→ **Given entries**
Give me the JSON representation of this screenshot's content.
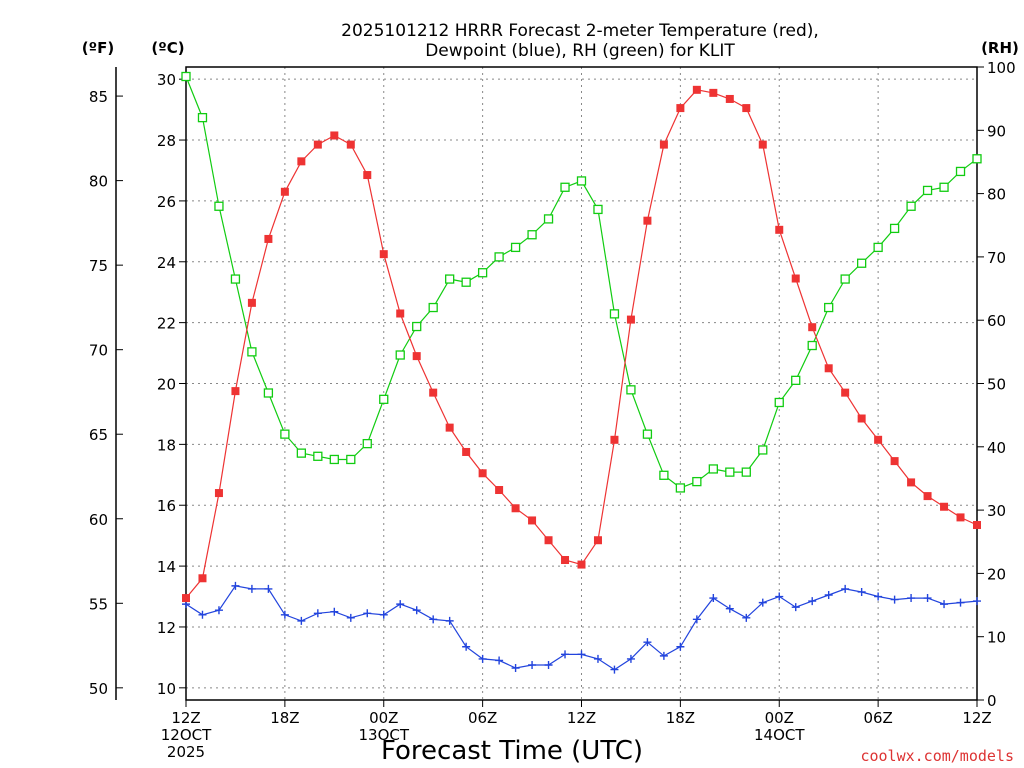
{
  "chart_data": {
    "type": "line",
    "title_lines": [
      "2025101212 HRRR Forecast 2-meter Temperature (red),",
      "Dewpoint (blue), RH (green) for KLIT"
    ],
    "unit_labels": {
      "fahrenheit": "(ºF)",
      "celsius": "(ºC)",
      "rh": "(RH)"
    },
    "xlabel": "Forecast Time (UTC)",
    "credit": "coolwx.com/models",
    "x_hours": {
      "start": 0,
      "end": 48,
      "step": 1
    },
    "xlim": [
      0,
      48
    ],
    "x_ticks": [
      {
        "hour": 0,
        "lines": [
          "12Z",
          "12OCT",
          "2025"
        ]
      },
      {
        "hour": 6,
        "lines": [
          "18Z"
        ]
      },
      {
        "hour": 12,
        "lines": [
          "00Z",
          "13OCT"
        ]
      },
      {
        "hour": 18,
        "lines": [
          "06Z"
        ]
      },
      {
        "hour": 24,
        "lines": [
          "12Z"
        ]
      },
      {
        "hour": 30,
        "lines": [
          "18Z"
        ]
      },
      {
        "hour": 36,
        "lines": [
          "00Z",
          "14OCT"
        ]
      },
      {
        "hour": 42,
        "lines": [
          "06Z"
        ]
      },
      {
        "hour": 48,
        "lines": [
          "12Z"
        ]
      }
    ],
    "celsius_axis": {
      "range": [
        9.6,
        30.4
      ],
      "ticks": [
        10,
        12,
        14,
        16,
        18,
        20,
        22,
        24,
        26,
        28,
        30
      ]
    },
    "fahrenheit_ticks": [
      50,
      55,
      60,
      65,
      70,
      75,
      80,
      85
    ],
    "rh_axis": {
      "range": [
        0,
        100
      ],
      "ticks": [
        0,
        10,
        20,
        30,
        40,
        50,
        60,
        70,
        80,
        90,
        100
      ]
    },
    "grid": true,
    "colors": {
      "temperature": "#ee3333",
      "dewpoint": "#2244dd",
      "rh": "#11cc11"
    },
    "series": [
      {
        "name": "Temperature",
        "unit": "C",
        "values": [
          12.95,
          13.6,
          16.4,
          19.75,
          22.65,
          24.75,
          26.3,
          27.3,
          27.85,
          28.15,
          27.85,
          26.85,
          24.25,
          22.3,
          20.9,
          19.7,
          18.55,
          17.75,
          17.05,
          16.5,
          15.9,
          15.5,
          14.85,
          14.2,
          14.05,
          14.85,
          18.15,
          22.1,
          25.35,
          27.85,
          29.05,
          29.65,
          29.55,
          29.35,
          29.05,
          27.85,
          25.05,
          23.45,
          21.85,
          20.5,
          19.7,
          18.85,
          18.15,
          17.45,
          16.75,
          16.3,
          15.95,
          15.6,
          15.35
        ]
      },
      {
        "name": "Dewpoint",
        "unit": "C",
        "values": [
          12.75,
          12.4,
          12.55,
          13.35,
          13.25,
          13.25,
          12.4,
          12.2,
          12.45,
          12.5,
          12.3,
          12.45,
          12.4,
          12.75,
          12.55,
          12.25,
          12.2,
          11.35,
          10.95,
          10.9,
          10.65,
          10.75,
          10.75,
          11.1,
          11.1,
          10.95,
          10.6,
          10.95,
          11.5,
          11.05,
          11.35,
          12.25,
          12.95,
          12.6,
          12.3,
          12.8,
          13.0,
          12.65,
          12.85,
          13.05,
          13.25,
          13.15,
          13.0,
          12.9,
          12.95,
          12.95,
          12.75,
          12.8,
          12.85
        ]
      },
      {
        "name": "RH",
        "unit": "%",
        "values": [
          98.5,
          92,
          78,
          66.5,
          55,
          48.5,
          42,
          39,
          38.5,
          38,
          38,
          40.5,
          47.5,
          54.5,
          59,
          62,
          66.5,
          66,
          67.5,
          70,
          71.5,
          73.5,
          76,
          81,
          82,
          77.5,
          61,
          49,
          42,
          35.5,
          33.5,
          34.5,
          36.5,
          36,
          36,
          39.5,
          47,
          50.5,
          56,
          62,
          66.5,
          69,
          71.5,
          74.5,
          78,
          80.5,
          81,
          83.5,
          85.5
        ]
      }
    ]
  }
}
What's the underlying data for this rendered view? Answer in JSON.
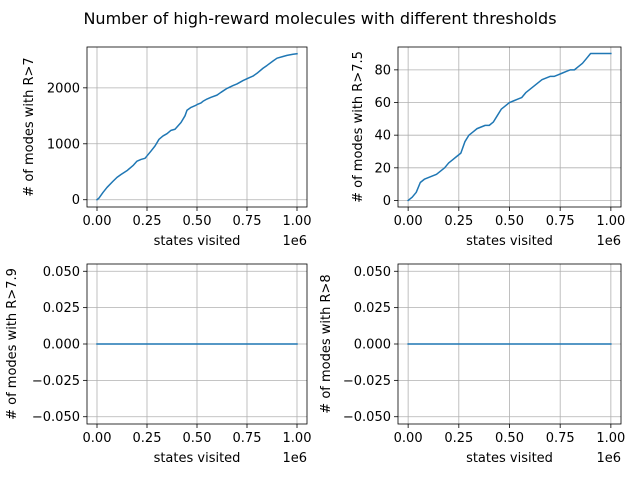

→ **Aim of the task**
All the records above need to be given again word for word. Skip the pictures.

→ **Final answer**
Give me the JSON representation of this screenshot's content.
{
  "chart_data": {
    "type": "line",
    "title_lines": [
      "2025101212 HRRR Forecast 2-meter Temperature (red),",
      "Dewpoint (blue), RH (green) for KLIT"
    ],
    "unit_labels": {
      "fahrenheit": "(ºF)",
      "celsius": "(ºC)",
      "rh": "(RH)"
    },
    "xlabel": "Forecast Time (UTC)",
    "credit": "coolwx.com/models",
    "x_hours": {
      "start": 0,
      "end": 48,
      "step": 1
    },
    "xlim": [
      0,
      48
    ],
    "x_ticks": [
      {
        "hour": 0,
        "lines": [
          "12Z",
          "12OCT",
          "2025"
        ]
      },
      {
        "hour": 6,
        "lines": [
          "18Z"
        ]
      },
      {
        "hour": 12,
        "lines": [
          "00Z",
          "13OCT"
        ]
      },
      {
        "hour": 18,
        "lines": [
          "06Z"
        ]
      },
      {
        "hour": 24,
        "lines": [
          "12Z"
        ]
      },
      {
        "hour": 30,
        "lines": [
          "18Z"
        ]
      },
      {
        "hour": 36,
        "lines": [
          "00Z",
          "14OCT"
        ]
      },
      {
        "hour": 42,
        "lines": [
          "06Z"
        ]
      },
      {
        "hour": 48,
        "lines": [
          "12Z"
        ]
      }
    ],
    "celsius_axis": {
      "range": [
        9.6,
        30.4
      ],
      "ticks": [
        10,
        12,
        14,
        16,
        18,
        20,
        22,
        24,
        26,
        28,
        30
      ]
    },
    "fahrenheit_ticks": [
      50,
      55,
      60,
      65,
      70,
      75,
      80,
      85
    ],
    "rh_axis": {
      "range": [
        0,
        100
      ],
      "ticks": [
        0,
        10,
        20,
        30,
        40,
        50,
        60,
        70,
        80,
        90,
        100
      ]
    },
    "grid": true,
    "colors": {
      "temperature": "#ee3333",
      "dewpoint": "#2244dd",
      "rh": "#11cc11"
    },
    "series": [
      {
        "name": "Temperature",
        "unit": "C",
        "values": [
          12.95,
          13.6,
          16.4,
          19.75,
          22.65,
          24.75,
          26.3,
          27.3,
          27.85,
          28.15,
          27.85,
          26.85,
          24.25,
          22.3,
          20.9,
          19.7,
          18.55,
          17.75,
          17.05,
          16.5,
          15.9,
          15.5,
          14.85,
          14.2,
          14.05,
          14.85,
          18.15,
          22.1,
          25.35,
          27.85,
          29.05,
          29.65,
          29.55,
          29.35,
          29.05,
          27.85,
          25.05,
          23.45,
          21.85,
          20.5,
          19.7,
          18.85,
          18.15,
          17.45,
          16.75,
          16.3,
          15.95,
          15.6,
          15.35
        ]
      },
      {
        "name": "Dewpoint",
        "unit": "C",
        "values": [
          12.75,
          12.4,
          12.55,
          13.35,
          13.25,
          13.25,
          12.4,
          12.2,
          12.45,
          12.5,
          12.3,
          12.45,
          12.4,
          12.75,
          12.55,
          12.25,
          12.2,
          11.35,
          10.95,
          10.9,
          10.65,
          10.75,
          10.75,
          11.1,
          11.1,
          10.95,
          10.6,
          10.95,
          11.5,
          11.05,
          11.35,
          12.25,
          12.95,
          12.6,
          12.3,
          12.8,
          13.0,
          12.65,
          12.85,
          13.05,
          13.25,
          13.15,
          13.0,
          12.9,
          12.95,
          12.95,
          12.75,
          12.8,
          12.85
        ]
      },
      {
        "name": "RH",
        "unit": "%",
        "values": [
          98.5,
          92,
          78,
          66.5,
          55,
          48.5,
          42,
          39,
          38.5,
          38,
          38,
          40.5,
          47.5,
          54.5,
          59,
          62,
          66.5,
          66,
          67.5,
          70,
          71.5,
          73.5,
          76,
          81,
          82,
          77.5,
          61,
          49,
          42,
          35.5,
          33.5,
          34.5,
          36.5,
          36,
          36,
          39.5,
          47,
          50.5,
          56,
          62,
          66.5,
          69,
          71.5,
          74.5,
          78,
          80.5,
          81,
          83.5,
          85.5
        ]
      }
    ]
  }
}
What's the underlying data for this rendered view? Answer in JSON.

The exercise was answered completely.